**Work to do**
Copy each line below that includes "Fahrrads".

— START —

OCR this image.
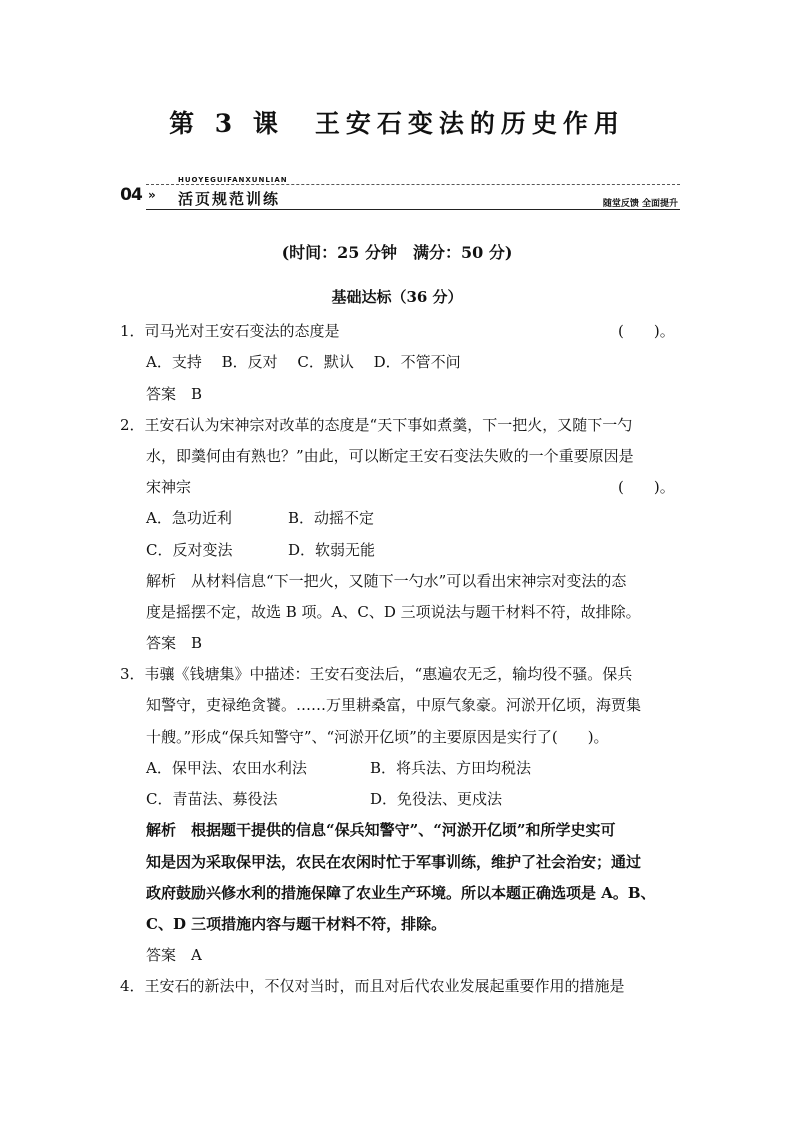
第 3 课　王安石变法的历史作用
04 »
HUOYEGUIFANXUNLIAN
活页规范训练	随堂反馈 全面提升
(时间：25 分钟　满分：50 分)
基础达标（36 分）
1．司马光对王安石变法的态度是	(　　)。
A．支持　 B．反对　 C．默认　 D．不管不问
答案　B
2．王安石认为宋神宗对改革的态度是“天下事如煮羹，下一把火，又随下一勺
水，即羹何由有熟也？”由此，可以断定王安石变法失败的一个重要原因是
宋神宗	(　　)。
A．急功近利	B．动摇不定
C．反对变法	D．软弱无能
解析　从材料信息“下一把火，又随下一勺水”可以看出宋神宗对变法的态
度是摇摆不定，故选 B 项。A、C、D 三项说法与题干材料不符，故排除。
答案　B
3．韦骧《钱塘集》中描述：王安石变法后，“惠遍农无乏，输均役不骚。保兵
知警守，吏禄绝贪饕。……万里耕桑富，中原气象豪。河淤开亿顷，海贾集
十艘。”形成“保兵知警守”、“河淤开亿顷”的主要原因是实行了(　　)。
A．保甲法、农田水利法	B．将兵法、方田均税法
C．青苗法、募役法	D．免役法、更戍法
解析　根据题干提供的信息“保兵知警守”、“河淤开亿顷”和所学史实可
知是因为采取保甲法，农民在农闲时忙于军事训练，维护了社会治安；通过
政府鼓励兴修水利的措施保障了农业生产环境。所以本题正确选项是 A。B、
C、D 三项措施内容与题干材料不符，排除。
答案　A
4．王安石的新法中，不仅对当时，而且对后代农业发展起重要作用的措施是
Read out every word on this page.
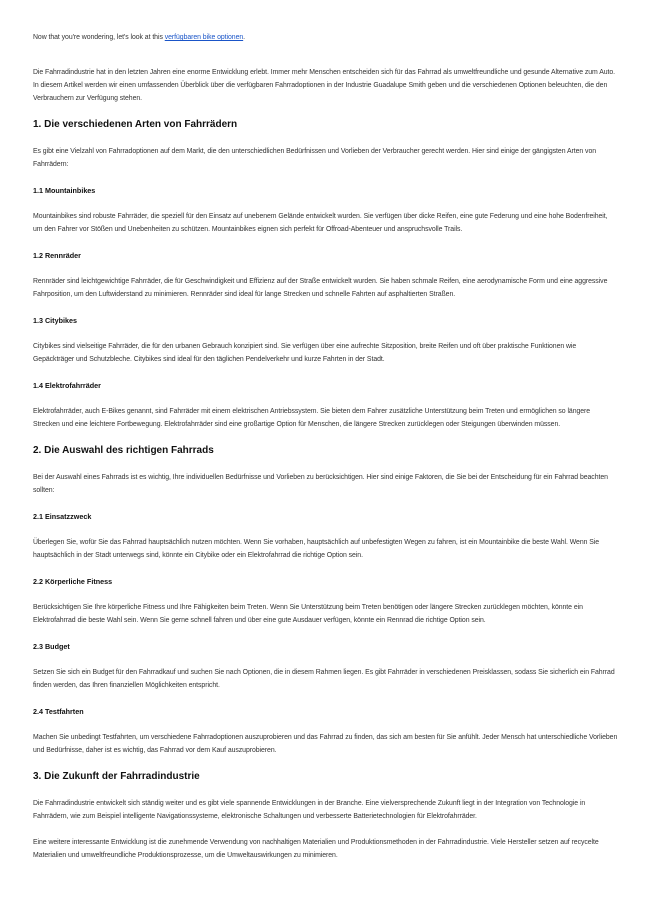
Now that you're wondering, let's look at this verfügbaren bike optionen.

Die Fahrradindustrie hat in den letzten Jahren eine enorme Entwicklung erlebt. Immer mehr Menschen entscheiden sich für das Fahrrad als umweltfreundliche und gesunde Alternative zum Auto. In diesem Artikel werden wir einen umfassenden Überblick über die verfügbaren Fahrradoptionen in der Industrie Guadalupe Smith geben und die verschiedenen Optionen beleuchten, die den Verbrauchern zur Verfügung stehen.

1. Die verschiedenen Arten von Fahrrädern

Es gibt eine Vielzahl von Fahrradoptionen auf dem Markt, die den unterschiedlichen Bedürfnissen und Vorlieben der Verbraucher gerecht werden. Hier sind einige der gängigsten Arten von Fahrrädern:

1.1 Mountainbikes

Mountainbikes sind robuste Fahrräder, die speziell für den Einsatz auf unebenem Gelände entwickelt wurden. Sie verfügen über dicke Reifen, eine gute Federung und eine hohe Bodenfreiheit, um den Fahrer vor Stößen und Unebenheiten zu schützen. Mountainbikes eignen sich perfekt für Offroad-Abenteuer und anspruchsvolle Trails.

1.2 Rennräder

Rennräder sind leichtgewichtige Fahrräder, die für Geschwindigkeit und Effizienz auf der Straße entwickelt wurden. Sie haben schmale Reifen, eine aerodynamische Form und eine aggressive Fahrposition, um den Luftwiderstand zu minimieren. Rennräder sind ideal für lange Strecken und schnelle Fahrten auf asphaltierten Straßen.

1.3 Citybikes

Citybikes sind vielseitige Fahrräder, die für den urbanen Gebrauch konzipiert sind. Sie verfügen über eine aufrechte Sitzposition, breite Reifen und oft über praktische Funktionen wie Gepäckträger und Schutzbleche. Citybikes sind ideal für den täglichen Pendelverkehr und kurze Fahrten in der Stadt.

1.4 Elektrofahrräder

Elektrofahrräder, auch E-Bikes genannt, sind Fahrräder mit einem elektrischen Antriebssystem. Sie bieten dem Fahrer zusätzliche Unterstützung beim Treten und ermöglichen so längere Strecken und eine leichtere Fortbewegung. Elektrofahrräder sind eine großartige Option für Menschen, die längere Strecken zurücklegen oder Steigungen überwinden müssen.

2. Die Auswahl des richtigen Fahrrads

Bei der Auswahl eines Fahrrads ist es wichtig, Ihre individuellen Bedürfnisse und Vorlieben zu berücksichtigen. Hier sind einige Faktoren, die Sie bei der Entscheidung für ein Fahrrad beachten sollten:

2.1 Einsatzzweck

Überlegen Sie, wofür Sie das Fahrrad hauptsächlich nutzen möchten. Wenn Sie vorhaben, hauptsächlich auf unbefestigten Wegen zu fahren, ist ein Mountainbike die beste Wahl. Wenn Sie hauptsächlich in der Stadt unterwegs sind, könnte ein Citybike oder ein Elektrofahrrad die richtige Option sein.

2.2 Körperliche Fitness

Berücksichtigen Sie Ihre körperliche Fitness und Ihre Fähigkeiten beim Treten. Wenn Sie Unterstützung beim Treten benötigen oder längere Strecken zurücklegen möchten, könnte ein Elektrofahrrad die beste Wahl sein. Wenn Sie gerne schnell fahren und über eine gute Ausdauer verfügen, könnte ein Rennrad die richtige Option sein.

2.3 Budget

Setzen Sie sich ein Budget für den Fahrradkauf und suchen Sie nach Optionen, die in diesem Rahmen liegen. Es gibt Fahrräder in verschiedenen Preisklassen, sodass Sie sicherlich ein Fahrrad finden werden, das Ihren finanziellen Möglichkeiten entspricht.

2.4 Testfahrten

Machen Sie unbedingt Testfahrten, um verschiedene Fahrradoptionen auszuprobieren und das Fahrrad zu finden, das sich am besten für Sie anfühlt. Jeder Mensch hat unterschiedliche Vorlieben und Bedürfnisse, daher ist es wichtig, das Fahrrad vor dem Kauf auszuprobieren.

3. Die Zukunft der Fahrradindustrie

Die Fahrradindustrie entwickelt sich ständig weiter und es gibt viele spannende Entwicklungen in der Branche. Eine vielversprechende Zukunft liegt in der Integration von Technologie in Fahrrädern, wie zum Beispiel intelligente Navigationssysteme, elektronische Schaltungen und verbesserte Batterietechnologien für Elektrofahrräder.

Eine weitere interessante Entwicklung ist die zunehmende Verwendung von nachhaltigen Materialien und Produktionsmethoden in der Fahrradindustrie. Viele Hersteller setzen auf recycelte Materialien und umweltfreundliche Produktionsprozesse, um die Umweltauswirkungen zu minimieren.
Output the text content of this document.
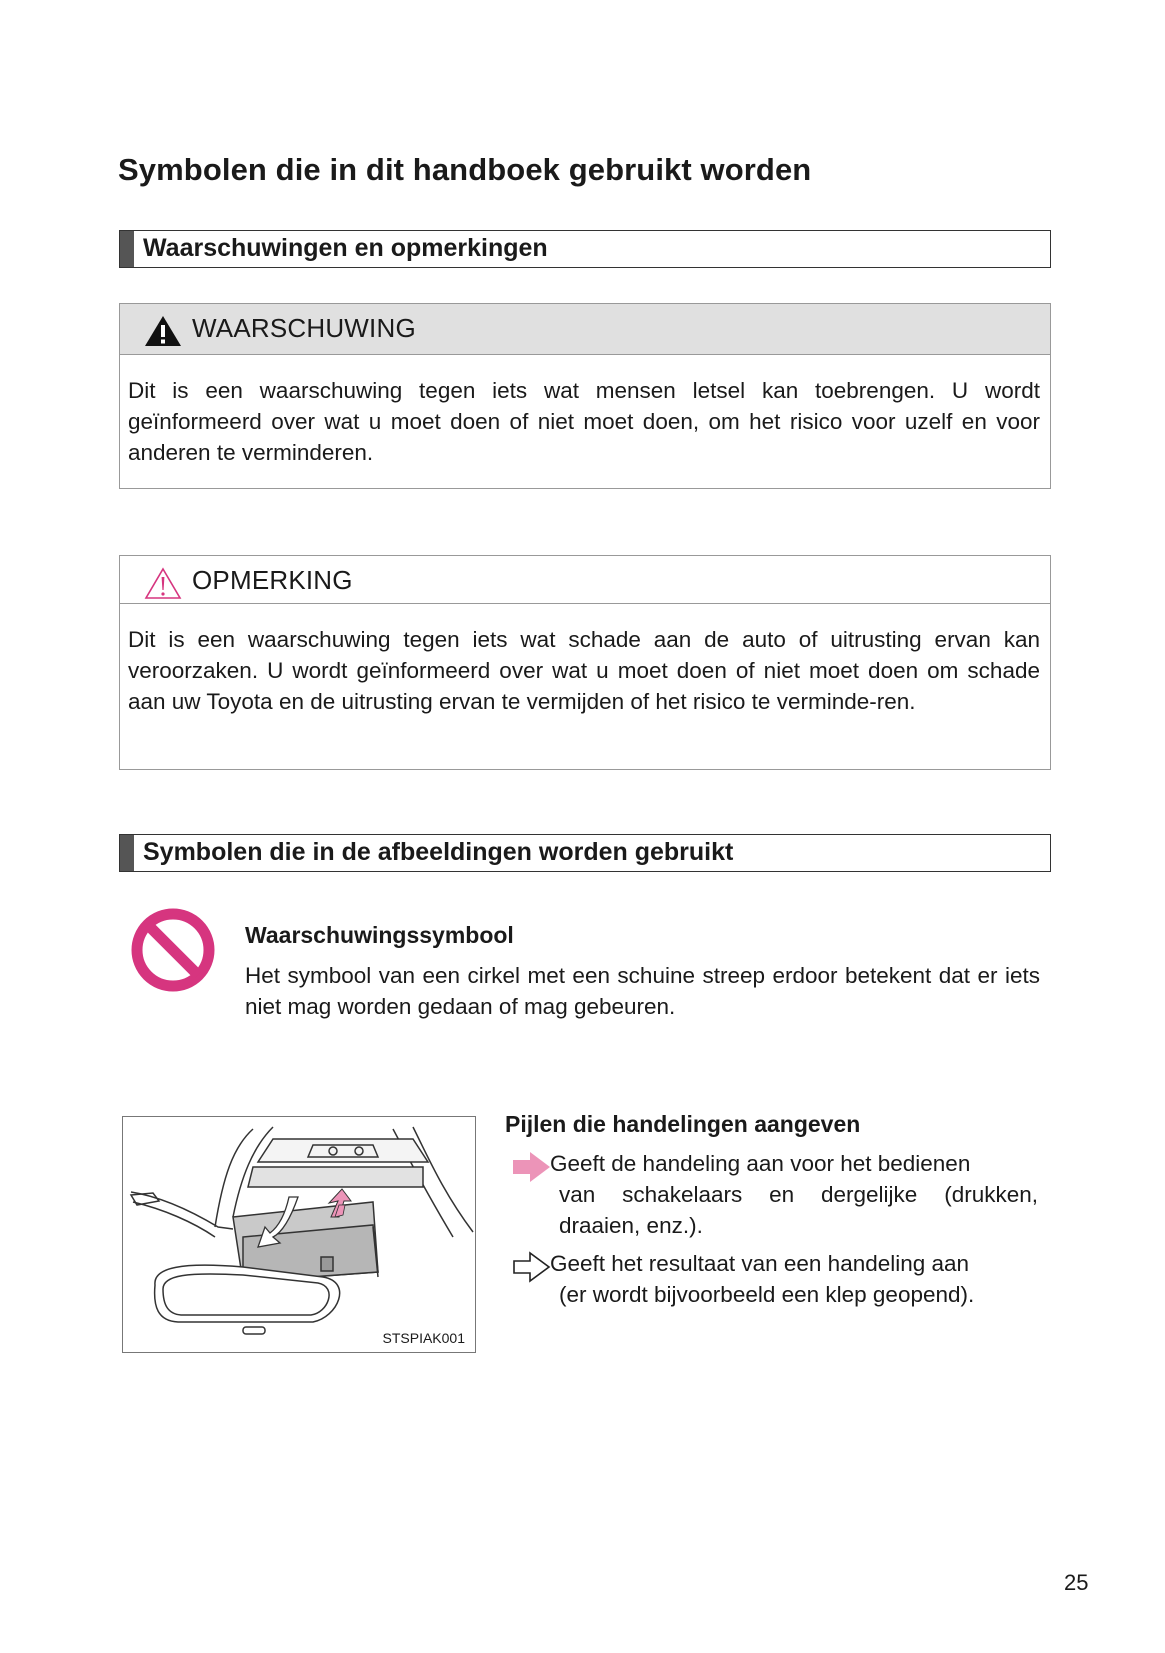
Symbolen die in dit handboek gebruikt worden
Waarschuwingen en opmerkingen
WAARSCHUWING
Dit is een waarschuwing tegen iets wat mensen letsel kan toebrengen. U wordt geïnformeerd over wat u moet doen of niet moet doen, om het risico voor uzelf en voor anderen te verminderen.
OPMERKING
Dit is een waarschuwing tegen iets wat schade aan de auto of uitrusting ervan kan veroorzaken. U wordt geïnformeerd over wat u moet doen of niet moet doen om schade aan uw Toyota en de uitrusting ervan te vermijden of het risico te verminde-ren.
Symbolen die in de afbeeldingen worden gebruikt
Waarschuwingssymbool
Het symbool van een cirkel met een schuine streep erdoor betekent dat er iets niet mag worden gedaan of mag gebeuren.
STSPIAK001
Pijlen die handelingen aangeven
Geeft de handeling aan voor het bedienen
van schakelaars en dergelijke (drukken, draaien, enz.).
Geeft het resultaat van een handeling aan
(er wordt bijvoorbeeld een klep geopend).
25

— END —

**Correct response**
2. Die Auswahl des richtigen Fahrrads
Bei der Auswahl eines Fahrrads ist es wichtig, Ihre individuellen Bedürfnisse und Vorlieben zu berücksichtigen. Hier sind einige Faktoren, die Sie bei der Entscheidung für ein Fahrrad beachten sollten:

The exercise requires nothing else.